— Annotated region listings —
= = = =
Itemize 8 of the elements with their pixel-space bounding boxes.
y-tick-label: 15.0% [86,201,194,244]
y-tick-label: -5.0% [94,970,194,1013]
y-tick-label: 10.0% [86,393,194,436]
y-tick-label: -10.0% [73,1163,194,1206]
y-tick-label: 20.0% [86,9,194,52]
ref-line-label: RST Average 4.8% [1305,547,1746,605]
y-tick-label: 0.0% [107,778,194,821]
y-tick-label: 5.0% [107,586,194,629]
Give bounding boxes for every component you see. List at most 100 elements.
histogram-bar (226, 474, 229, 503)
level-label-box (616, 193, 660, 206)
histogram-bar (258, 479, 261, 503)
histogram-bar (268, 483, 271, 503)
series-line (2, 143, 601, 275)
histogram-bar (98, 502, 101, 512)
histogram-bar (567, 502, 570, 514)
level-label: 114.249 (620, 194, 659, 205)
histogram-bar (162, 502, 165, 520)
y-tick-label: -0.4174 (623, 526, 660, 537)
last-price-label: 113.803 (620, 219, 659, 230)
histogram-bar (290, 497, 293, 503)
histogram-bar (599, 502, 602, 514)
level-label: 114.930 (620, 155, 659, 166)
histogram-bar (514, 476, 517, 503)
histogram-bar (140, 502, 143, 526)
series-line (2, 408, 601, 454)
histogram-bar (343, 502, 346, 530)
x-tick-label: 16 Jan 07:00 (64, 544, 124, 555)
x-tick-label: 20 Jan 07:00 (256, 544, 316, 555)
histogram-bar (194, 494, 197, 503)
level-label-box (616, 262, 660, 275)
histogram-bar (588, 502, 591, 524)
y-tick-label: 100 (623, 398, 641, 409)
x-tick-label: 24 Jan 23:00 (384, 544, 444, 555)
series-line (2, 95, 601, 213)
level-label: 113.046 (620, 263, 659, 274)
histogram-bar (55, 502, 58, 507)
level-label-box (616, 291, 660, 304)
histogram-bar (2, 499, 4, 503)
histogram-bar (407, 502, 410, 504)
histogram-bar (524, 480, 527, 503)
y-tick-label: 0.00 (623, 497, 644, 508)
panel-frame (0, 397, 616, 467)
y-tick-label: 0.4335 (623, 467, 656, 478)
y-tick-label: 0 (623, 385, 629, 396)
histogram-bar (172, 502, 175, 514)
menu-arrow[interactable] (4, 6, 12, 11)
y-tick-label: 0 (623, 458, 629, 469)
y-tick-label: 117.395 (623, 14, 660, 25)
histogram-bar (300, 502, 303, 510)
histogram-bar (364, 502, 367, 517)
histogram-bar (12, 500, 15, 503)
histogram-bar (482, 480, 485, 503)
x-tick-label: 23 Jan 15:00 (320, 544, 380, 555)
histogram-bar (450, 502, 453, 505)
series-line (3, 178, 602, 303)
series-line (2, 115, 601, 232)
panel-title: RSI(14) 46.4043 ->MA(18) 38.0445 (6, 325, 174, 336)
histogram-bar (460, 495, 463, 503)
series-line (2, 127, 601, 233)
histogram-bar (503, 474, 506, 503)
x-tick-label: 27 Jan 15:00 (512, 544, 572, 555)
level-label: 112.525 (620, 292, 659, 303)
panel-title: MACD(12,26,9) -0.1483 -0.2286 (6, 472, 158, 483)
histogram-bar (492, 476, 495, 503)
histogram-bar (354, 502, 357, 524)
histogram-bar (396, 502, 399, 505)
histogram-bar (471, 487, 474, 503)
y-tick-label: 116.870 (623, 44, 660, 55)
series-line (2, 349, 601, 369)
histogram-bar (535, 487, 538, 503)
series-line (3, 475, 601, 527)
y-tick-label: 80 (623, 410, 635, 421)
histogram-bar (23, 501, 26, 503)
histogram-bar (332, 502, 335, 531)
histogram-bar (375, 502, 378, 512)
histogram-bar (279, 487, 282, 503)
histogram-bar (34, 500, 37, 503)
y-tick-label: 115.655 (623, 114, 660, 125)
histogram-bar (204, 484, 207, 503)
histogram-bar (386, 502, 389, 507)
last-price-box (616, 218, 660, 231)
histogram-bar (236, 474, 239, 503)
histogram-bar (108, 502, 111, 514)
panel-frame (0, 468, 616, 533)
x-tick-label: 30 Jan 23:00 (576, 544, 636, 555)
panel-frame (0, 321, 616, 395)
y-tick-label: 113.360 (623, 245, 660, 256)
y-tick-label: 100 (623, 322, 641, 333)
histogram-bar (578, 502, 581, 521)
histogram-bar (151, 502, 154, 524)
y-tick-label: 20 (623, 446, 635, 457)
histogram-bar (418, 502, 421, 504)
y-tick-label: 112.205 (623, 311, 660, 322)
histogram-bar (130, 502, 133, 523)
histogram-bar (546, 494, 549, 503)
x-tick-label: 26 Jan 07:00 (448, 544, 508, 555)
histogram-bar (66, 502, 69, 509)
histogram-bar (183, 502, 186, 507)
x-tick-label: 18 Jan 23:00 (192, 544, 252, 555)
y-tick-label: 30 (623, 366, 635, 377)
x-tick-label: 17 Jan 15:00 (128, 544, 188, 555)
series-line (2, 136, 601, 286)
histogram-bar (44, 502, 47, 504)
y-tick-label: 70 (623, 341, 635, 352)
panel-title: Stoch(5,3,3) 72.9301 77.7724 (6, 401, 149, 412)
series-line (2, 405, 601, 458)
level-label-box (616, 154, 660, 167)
= = = =
Reproduce all of the rows above without any changes.

Itemize 8 of the elements with their pixel-space bounding boxes.
y-tick-label: 15.0% [86,201,194,244]
y-tick-label: -5.0% [94,970,194,1013]
y-tick-label: 10.0% [86,393,194,436]
y-tick-label: -10.0% [73,1163,194,1206]
y-tick-label: 20.0% [86,9,194,52]
ref-line-label: RST Average 4.8% [1305,547,1746,605]
y-tick-label: 0.0% [107,778,194,821]
y-tick-label: 5.0% [107,586,194,629]
Give bounding boxes for every component you see. List at most 100 elements.
histogram-bar (226, 474, 229, 503)
level-label-box (616, 193, 660, 206)
histogram-bar (258, 479, 261, 503)
histogram-bar (268, 483, 271, 503)
series-line (2, 143, 601, 275)
histogram-bar (98, 502, 101, 512)
histogram-bar (567, 502, 570, 514)
level-label: 114.249 (620, 194, 659, 205)
histogram-bar (162, 502, 165, 520)
y-tick-label: -0.4174 (623, 526, 660, 537)
last-price-label: 113.803 (620, 219, 659, 230)
histogram-bar (290, 497, 293, 503)
histogram-bar (599, 502, 602, 514)
level-label: 114.930 (620, 155, 659, 166)
histogram-bar (514, 476, 517, 503)
histogram-bar (140, 502, 143, 526)
series-line (2, 408, 601, 454)
histogram-bar (343, 502, 346, 530)
x-tick-label: 16 Jan 07:00 (64, 544, 124, 555)
x-tick-label: 20 Jan 07:00 (256, 544, 316, 555)
histogram-bar (194, 494, 197, 503)
level-label-box (616, 262, 660, 275)
histogram-bar (588, 502, 591, 524)
y-tick-label: 100 (623, 398, 641, 409)
x-tick-label: 24 Jan 23:00 (384, 544, 444, 555)
series-line (2, 95, 601, 213)
level-label: 113.046 (620, 263, 659, 274)
histogram-bar (55, 502, 58, 507)
level-label-box (616, 291, 660, 304)
histogram-bar (2, 499, 4, 503)
histogram-bar (407, 502, 410, 504)
histogram-bar (524, 480, 527, 503)
y-tick-label: 0.00 (623, 497, 644, 508)
panel-frame (0, 397, 616, 467)
y-tick-label: 0.4335 (623, 467, 656, 478)
y-tick-label: 0 (623, 385, 629, 396)
histogram-bar (172, 502, 175, 514)
menu-arrow[interactable] (4, 6, 12, 11)
y-tick-label: 0 (623, 458, 629, 469)
y-tick-label: 117.395 (623, 14, 660, 25)
histogram-bar (300, 502, 303, 510)
histogram-bar (364, 502, 367, 517)
histogram-bar (12, 500, 15, 503)
histogram-bar (482, 480, 485, 503)
x-tick-label: 23 Jan 15:00 (320, 544, 380, 555)
histogram-bar (450, 502, 453, 505)
series-line (3, 178, 602, 303)
series-line (2, 115, 601, 232)
panel-title: RSI(14) 46.4043 ->MA(18) 38.0445 (6, 325, 174, 336)
histogram-bar (460, 495, 463, 503)
series-line (2, 127, 601, 233)
histogram-bar (503, 474, 506, 503)
x-tick-label: 27 Jan 15:00 (512, 544, 572, 555)
level-label: 112.525 (620, 292, 659, 303)
panel-title: MACD(12,26,9) -0.1483 -0.2286 (6, 472, 158, 483)
histogram-bar (492, 476, 495, 503)
histogram-bar (354, 502, 357, 524)
histogram-bar (396, 502, 399, 505)
histogram-bar (471, 487, 474, 503)
y-tick-label: 116.870 (623, 44, 660, 55)
series-line (2, 349, 601, 369)
histogram-bar (535, 487, 538, 503)
series-line (3, 475, 601, 527)
y-tick-label: 80 (623, 410, 635, 421)
histogram-bar (23, 501, 26, 503)
histogram-bar (332, 502, 335, 531)
histogram-bar (375, 502, 378, 512)
histogram-bar (279, 487, 282, 503)
histogram-bar (34, 500, 37, 503)
y-tick-label: 115.655 (623, 114, 660, 125)
histogram-bar (204, 484, 207, 503)
histogram-bar (386, 502, 389, 507)
last-price-box (616, 218, 660, 231)
histogram-bar (236, 474, 239, 503)
histogram-bar (108, 502, 111, 514)
panel-frame (0, 468, 616, 533)
x-tick-label: 30 Jan 23:00 (576, 544, 636, 555)
panel-frame (0, 321, 616, 395)
y-tick-label: 113.360 (623, 245, 660, 256)
y-tick-label: 100 (623, 322, 641, 333)
histogram-bar (578, 502, 581, 521)
histogram-bar (151, 502, 154, 524)
y-tick-label: 20 (623, 446, 635, 457)
histogram-bar (418, 502, 421, 504)
y-tick-label: 112.205 (623, 311, 660, 322)
histogram-bar (130, 502, 133, 523)
histogram-bar (546, 494, 549, 503)
x-tick-label: 26 Jan 07:00 (448, 544, 508, 555)
histogram-bar (66, 502, 69, 509)
histogram-bar (183, 502, 186, 507)
x-tick-label: 18 Jan 23:00 (192, 544, 252, 555)
y-tick-label: 30 (623, 366, 635, 377)
x-tick-label: 17 Jan 15:00 (128, 544, 188, 555)
series-line (2, 136, 601, 286)
histogram-bar (44, 502, 47, 504)
y-tick-label: 70 (623, 341, 635, 352)
panel-title: Stoch(5,3,3) 72.9301 77.7724 (6, 401, 149, 412)
series-line (2, 405, 601, 458)
level-label-box (616, 154, 660, 167)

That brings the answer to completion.